RECORDS PROVIDED:
---------------
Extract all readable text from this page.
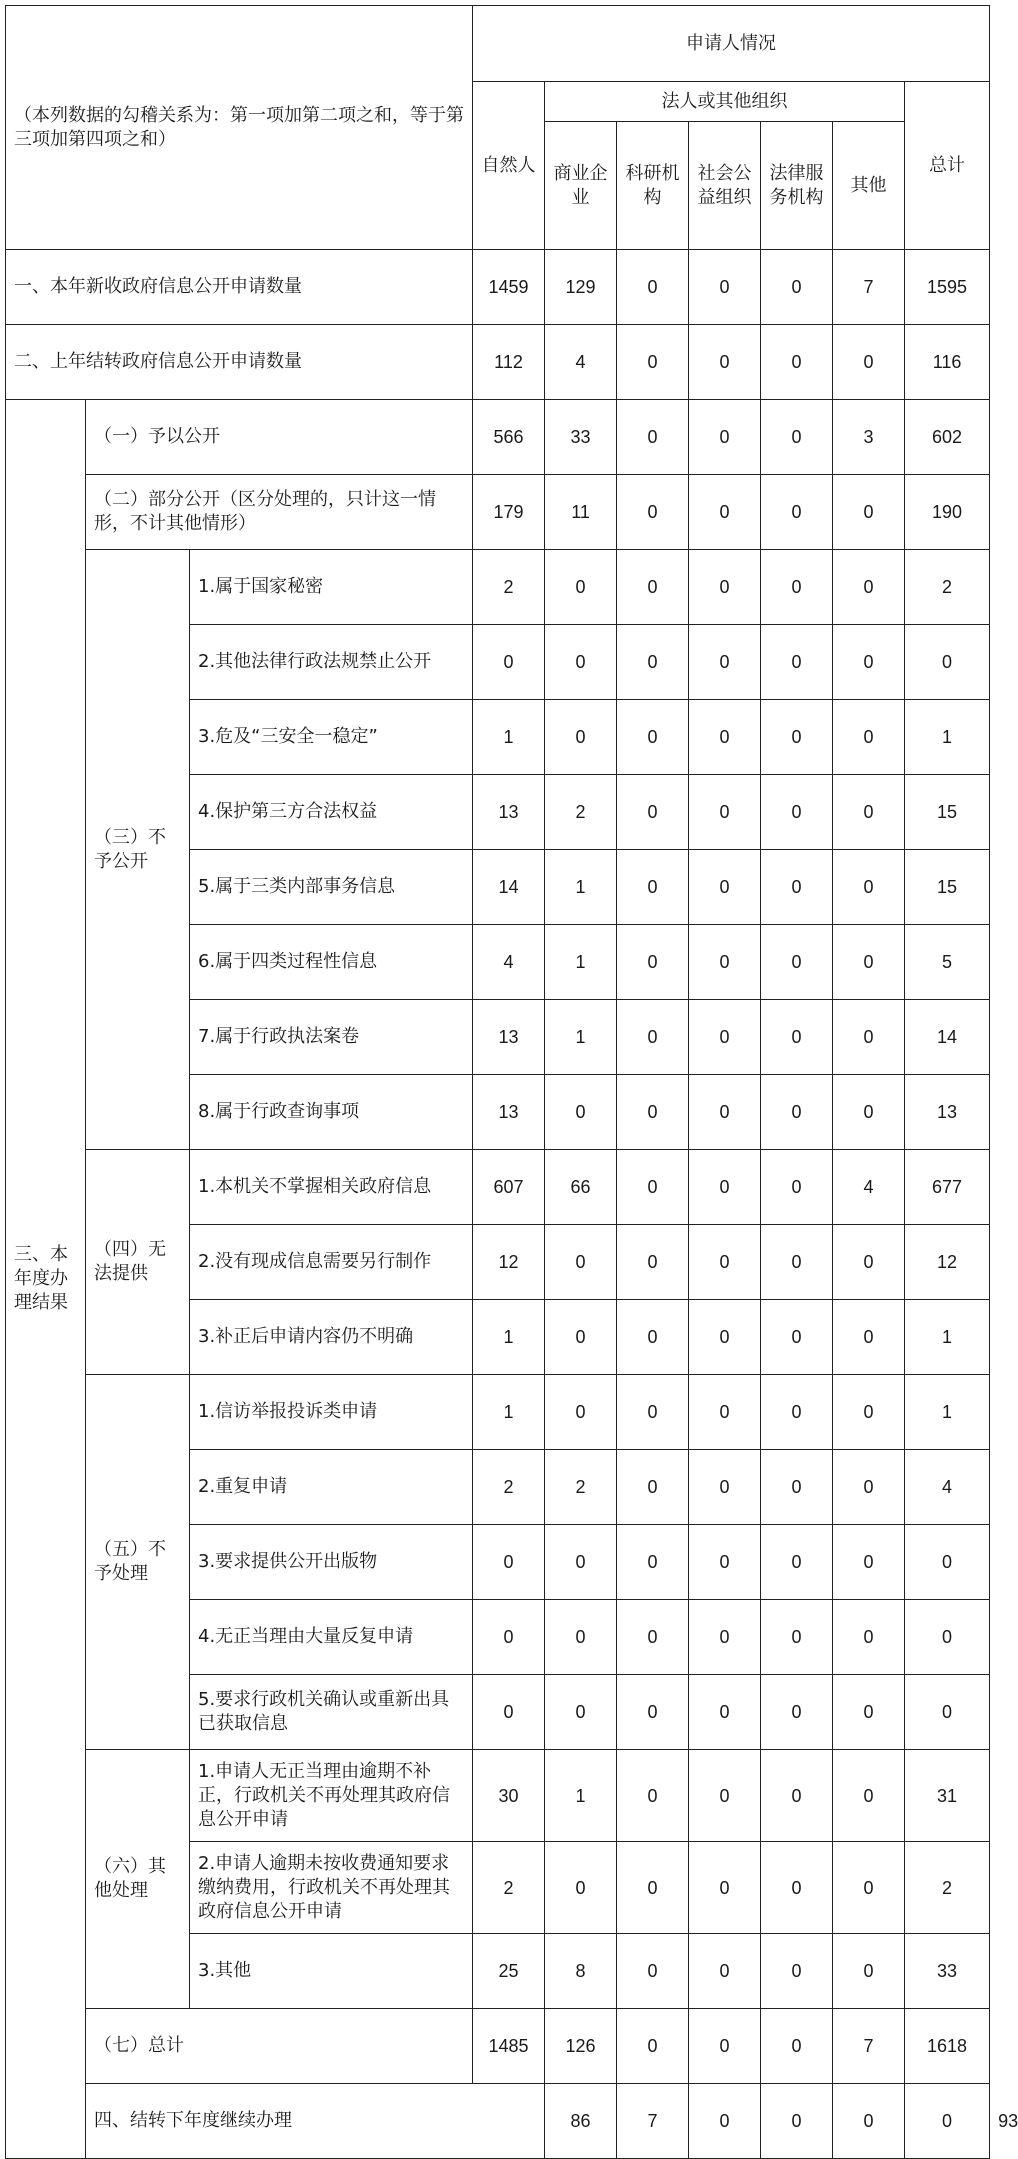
（本列数据的勾稽关系为：第一项加第二项之和，等于第三项加第四项之和）			申请人情况							
			自然人	法人或其他组织					总计	
				商业企业	科研机构	社会公益组织	法律服务机构	其他		
一、本年新收政府信息公开申请数量			1459	129	0	0	0	7	1595	
二、上年结转政府信息公开申请数量			112	4	0	0	0	0	116	
三、本年度办理结果	（一）予以公开		566	33	0	0	0	3	602	
	（二）部分公开（区分处理的，只计这一情形，不计其他情形）		179	11	0	0	0	0	190	
	（三）不予公开	1.属于国家秘密	2	0	0	0	0	0	2	
		2.其他法律行政法规禁止公开	0	0	0	0	0	0	0	
		3.危及“三安全一稳定”	1	0	0	0	0	0	1	
		4.保护第三方合法权益	13	2	0	0	0	0	15	
		5.属于三类内部事务信息	14	1	0	0	0	0	15	
		6.属于四类过程性信息	4	1	0	0	0	0	5	
		7.属于行政执法案卷	13	1	0	0	0	0	14	
		8.属于行政查询事项	13	0	0	0	0	0	13	
	（四）无法提供	1.本机关不掌握相关政府信息	607	66	0	0	0	4	677	
		2.没有现成信息需要另行制作	12	0	0	0	0	0	12	
		3.补正后申请内容仍不明确	1	0	0	0	0	0	1	
	（五）不予处理	1.信访举报投诉类申请	1	0	0	0	0	0	1	
		2.重复申请	2	2	0	0	0	0	4	
		3.要求提供公开出版物	0	0	0	0	0	0	0	
		4.无正当理由大量反复申请	0	0	0	0	0	0	0	
		5.要求行政机关确认或重新出具已获取信息	0	0	0	0	0	0	0	
	（六）其他处理	1.申请人无正当理由逾期不补正，行政机关不再处理其政府信息公开申请	30	1	0	0	0	0	31	
		2.申请人逾期未按收费通知要求缴纳费用，行政机关不再处理其政府信息公开申请	2	0	0	0	0	0	2	
		3.其他	25	8	0	0	0	0	33	
	（七）总计		1485	126	0	0	0	7	1618	
	四、结转下年度继续办理			86	7	0	0	0	0	93
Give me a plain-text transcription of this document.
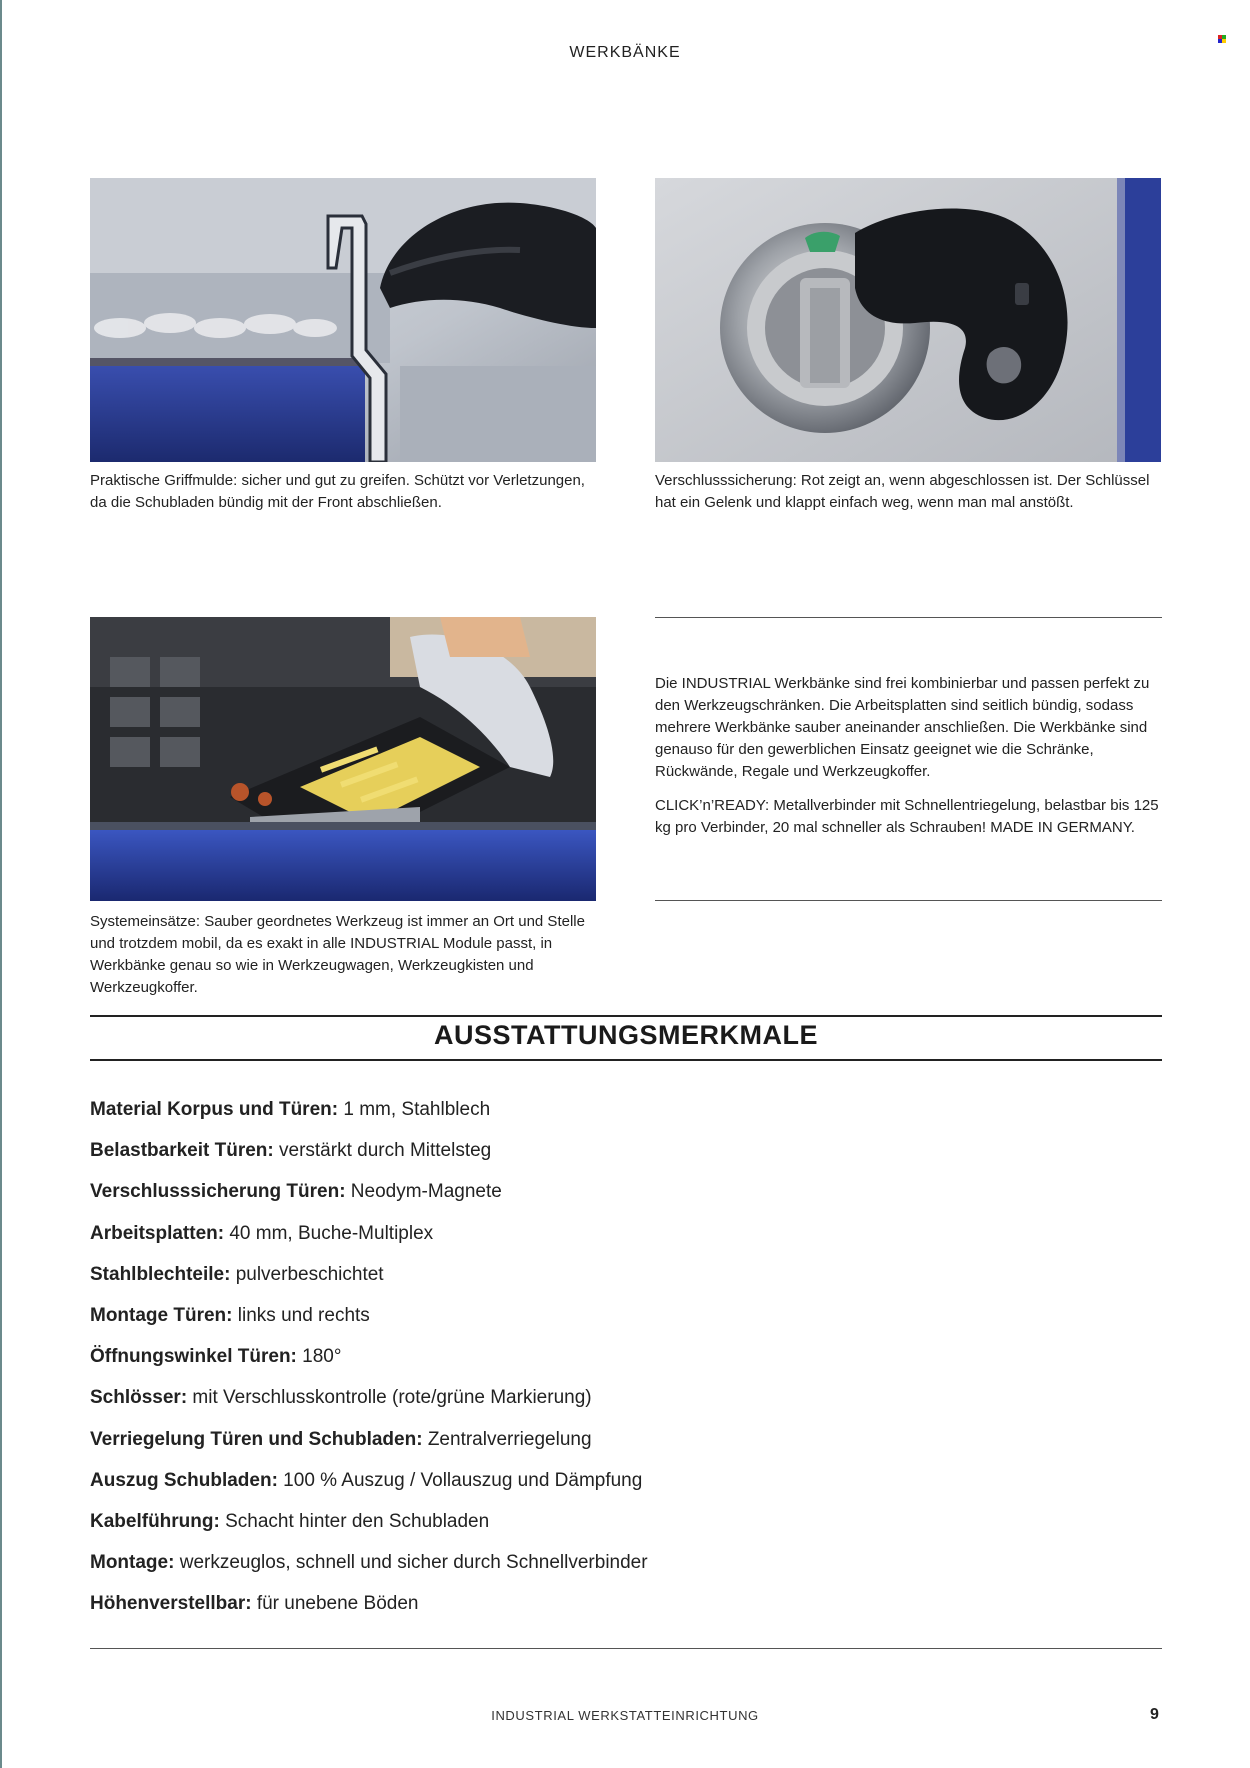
WERKBÄNKE
Praktische Griffmulde: sicher und gut zu greifen. Schützt vor Verletzungen, da die Schubladen bündig mit der Front abschließen.
Verschlusssicherung: Rot zeigt an, wenn abgeschlossen ist. Der Schlüssel hat ein Gelenk und klappt einfach weg, wenn man mal anstößt.
Systemeinsätze: Sauber geordnetes Werkzeug ist immer an Ort und Stelle und trotzdem mobil, da es exakt in alle INDUSTRIAL Module passt, in Werkbänke genau so wie in Werkzeugwagen, Werkzeugkisten und Werkzeugkoffer.

Die INDUSTRIAL Werkbänke sind frei kombinierbar und passen perfekt zu den Werkzeugschränken. Die Arbeitsplatten sind seitlich bündig, sodass mehrere Werkbänke sauber aneinander anschließen. Die Werkbänke sind genauso für den gewerblichen Einsatz geeignet wie die Schränke, Rückwände, Regale und Werkzeugkoffer.

CLICK’n’READY: Metallverbinder mit Schnellentriegelung, belastbar bis 125 kg pro Verbinder, 20 mal schneller als Schrauben! MADE IN GERMANY.

AUSSTATTUNGSMERKMALE
Material Korpus und Türen: 1 mm, Stahlblech
Belastbarkeit Türen: verstärkt durch Mittelsteg
Verschlusssicherung Türen: Neodym-Magnete
Arbeitsplatten: 40 mm, Buche-Multiplex
Stahlblechteile: pulverbeschichtet
Montage Türen: links und rechts
Öffnungswinkel Türen: 180°
Schlösser: mit Verschlusskontrolle (rote/grüne Markierung)
Verriegelung Türen und Schubladen: Zentralverriegelung
Auszug Schubladen: 100 % Auszug / Vollauszug und Dämpfung
Kabelführung: Schacht hinter den Schubladen
Montage: werkzeuglos, schnell und sicher durch Schnellverbinder
Höhenverstellbar: für unebene Böden
INDUSTRIAL WERKSTATTEINRICHTUNG	9
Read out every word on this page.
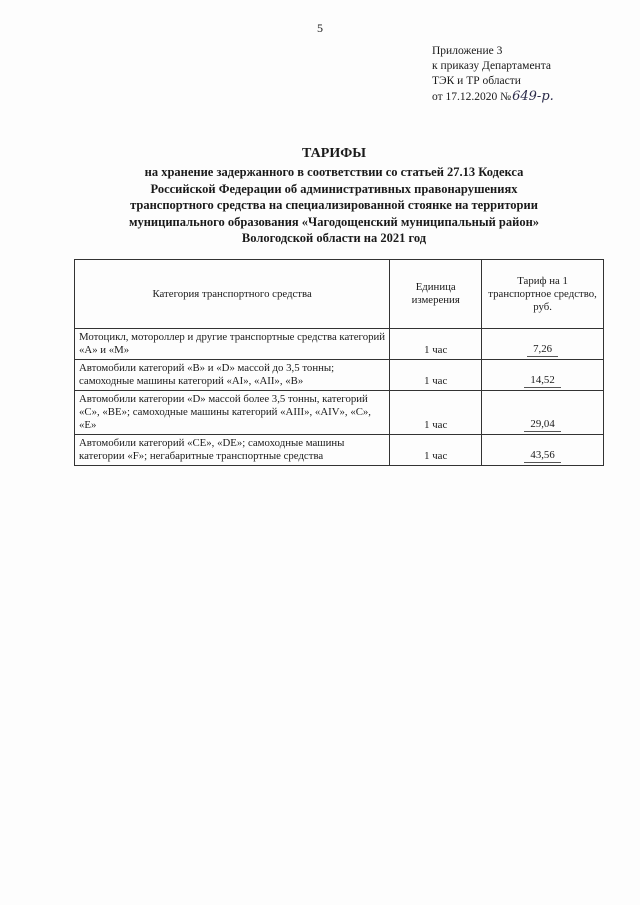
5
Приложение 3
к приказу Департамента
ТЭК и ТР области
от 17.12.2020 №649-р.
ТАРИФЫ
на хранение задержанного в соответствии со статьей 27.13 Кодекса
Российской Федерации об административных правонарушениях
транспортного средства на специализированной стоянке на территории
муниципального образования «Чагодощенский муниципальный район»
Вологодской области на 2021 год
Категория транспортного средства	Единица измерения	Тариф на 1 транспортное средство, руб.
Мотоцикл, мотороллер и другие транспортные средства категорий «А» и «М»	1 час	7,26
Автомобили категорий «В» и «D» массой до 3,5 тонны; самоходные машины категорий «AI», «AII», «В»	1 час	14,52
Автомобили категории «D» массой более 3,5 тонны, категорий «С», «ВЕ»; самоходные машины категорий «AIII», «AIV», «С», «Е»	1 час	29,04
Автомобили категорий «СЕ», «DE»; самоходные машины категории «F»; негабаритные транспортные средства	1 час	43,56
---------------
PROBLEM TO SOLVE: Transcribe the complete set of entries verbatim. No pictures belong in the copy.

OUTPUT FOR THIS EXERCISE:
Extract all readable text from this page.
（本列数据的勾稽关系为：第一项加第二项之和，等于第三项加第四项之和）			申请人情况							
			自然人	法人或其他组织					总计	
				商业企业	科研机构	社会公益组织	法律服务机构	其他		
一、本年新收政府信息公开申请数量			1459	129	0	0	0	7	1595	
二、上年结转政府信息公开申请数量			112	4	0	0	0	0	116	
三、本年度办理结果	（一）予以公开		566	33	0	0	0	3	602	
	（二）部分公开（区分处理的，只计这一情形，不计其他情形）		179	11	0	0	0	0	190	
	（三）不予公开	1.属于国家秘密	2	0	0	0	0	0	2	
		2.其他法律行政法规禁止公开	0	0	0	0	0	0	0	
		3.危及“三安全一稳定”	1	0	0	0	0	0	1	
		4.保护第三方合法权益	13	2	0	0	0	0	15	
		5.属于三类内部事务信息	14	1	0	0	0	0	15	
		6.属于四类过程性信息	4	1	0	0	0	0	5	
		7.属于行政执法案卷	13	1	0	0	0	0	14	
		8.属于行政查询事项	13	0	0	0	0	0	13	
	（四）无法提供	1.本机关不掌握相关政府信息	607	66	0	0	0	4	677	
		2.没有现成信息需要另行制作	12	0	0	0	0	0	12	
		3.补正后申请内容仍不明确	1	0	0	0	0	0	1	
	（五）不予处理	1.信访举报投诉类申请	1	0	0	0	0	0	1	
		2.重复申请	2	2	0	0	0	0	4	
		3.要求提供公开出版物	0	0	0	0	0	0	0	
		4.无正当理由大量反复申请	0	0	0	0	0	0	0	
		5.要求行政机关确认或重新出具已获取信息	0	0	0	0	0	0	0	
	（六）其他处理	1.申请人无正当理由逾期不补正，行政机关不再处理其政府信息公开申请	30	1	0	0	0	0	31	
		2.申请人逾期未按收费通知要求缴纳费用，行政机关不再处理其政府信息公开申请	2	0	0	0	0	0	2	
		3.其他	25	8	0	0	0	0	33	
	（七）总计		1485	126	0	0	0	7	1618	
	四、结转下年度继续办理			86	7	0	0	0	0	93
Give me a plain-text transcription of this document.
WERKBÄNKE
Praktische Griffmulde: sicher und gut zu greifen. Schützt vor Verletzungen, da die Schubladen bündig mit der Front abschließen.
Verschlusssicherung: Rot zeigt an, wenn abgeschlossen ist. Der Schlüssel hat ein Gelenk und klappt einfach weg, wenn man mal anstößt.
Systemeinsätze: Sauber geordnetes Werkzeug ist immer an Ort und Stelle und trotzdem mobil, da es exakt in alle INDUSTRIAL Module passt, in Werkbänke genau so wie in Werkzeugwagen, Werkzeugkisten und Werkzeugkoffer.

Die INDUSTRIAL Werkbänke sind frei kombinierbar und passen perfekt zu den Werkzeugschränken. Die Arbeitsplatten sind seitlich bündig, sodass mehrere Werkbänke sauber aneinander anschließen. Die Werkbänke sind genauso für den gewerblichen Einsatz geeignet wie die Schränke, Rückwände, Regale und Werkzeugkoffer.

CLICK’n’READY: Metallverbinder mit Schnellentriegelung, belastbar bis 125 kg pro Verbinder, 20 mal schneller als Schrauben! MADE IN GERMANY.

AUSSTATTUNGSMERKMALE
Material Korpus und Türen: 1 mm, Stahlblech
Belastbarkeit Türen: verstärkt durch Mittelsteg
Verschlusssicherung Türen: Neodym-Magnete
Arbeitsplatten: 40 mm, Buche-Multiplex
Stahlblechteile: pulverbeschichtet
Montage Türen: links und rechts
Öffnungswinkel Türen: 180°
Schlösser: mit Verschlusskontrolle (rote/grüne Markierung)
Verriegelung Türen und Schubladen: Zentralverriegelung
Auszug Schubladen: 100 % Auszug / Vollauszug und Dämpfung
Kabelführung: Schacht hinter den Schubladen
Montage: werkzeuglos, schnell und sicher durch Schnellverbinder
Höhenverstellbar: für unebene Böden
INDUSTRIAL WERKSTATTEINRICHTUNG	9
Read out every word on this page.
5
Приложение 3
к приказу Департамента
ТЭК и ТР области
от 17.12.2020 №649-р.
ТАРИФЫ
на хранение задержанного в соответствии со статьей 27.13 Кодекса
Российской Федерации об административных правонарушениях
транспортного средства на специализированной стоянке на территории
муниципального образования «Чагодощенский муниципальный район»
Вологодской области на 2021 год
Категория транспортного средства	Единица измерения	Тариф на 1 транспортное средство, руб.
Мотоцикл, мотороллер и другие транспортные средства категорий «А» и «М»	1 час	7,26
Автомобили категорий «В» и «D» массой до 3,5 тонны; самоходные машины категорий «AI», «AII», «В»	1 час	14,52
Автомобили категории «D» массой более 3,5 тонны, категорий «С», «ВЕ»; самоходные машины категорий «AIII», «AIV», «С», «Е»	1 час	29,04
Автомобили категорий «СЕ», «DE»; самоходные машины категории «F»; негабаритные транспортные средства	1 час	43,56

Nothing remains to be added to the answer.